----- Records to process -----

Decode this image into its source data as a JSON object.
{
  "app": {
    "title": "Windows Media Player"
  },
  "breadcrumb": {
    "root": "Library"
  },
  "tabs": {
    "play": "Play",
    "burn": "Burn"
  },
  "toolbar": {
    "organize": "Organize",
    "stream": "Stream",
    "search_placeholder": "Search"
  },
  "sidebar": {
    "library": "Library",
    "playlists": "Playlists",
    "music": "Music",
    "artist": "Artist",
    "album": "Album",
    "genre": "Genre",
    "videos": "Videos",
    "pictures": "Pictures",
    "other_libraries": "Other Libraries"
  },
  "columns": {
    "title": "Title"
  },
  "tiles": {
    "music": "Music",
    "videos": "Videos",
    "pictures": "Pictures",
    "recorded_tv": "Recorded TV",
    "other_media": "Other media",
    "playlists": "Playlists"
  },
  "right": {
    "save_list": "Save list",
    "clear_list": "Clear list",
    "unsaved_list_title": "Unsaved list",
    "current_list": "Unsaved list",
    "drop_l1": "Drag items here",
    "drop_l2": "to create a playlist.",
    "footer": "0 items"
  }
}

-----

**Instructions for the task**:
Show every line from the entries above in which "items" appears.

**Response for this exercise**:
    "drop_l1": "Drag items here",
    "footer": "0 items"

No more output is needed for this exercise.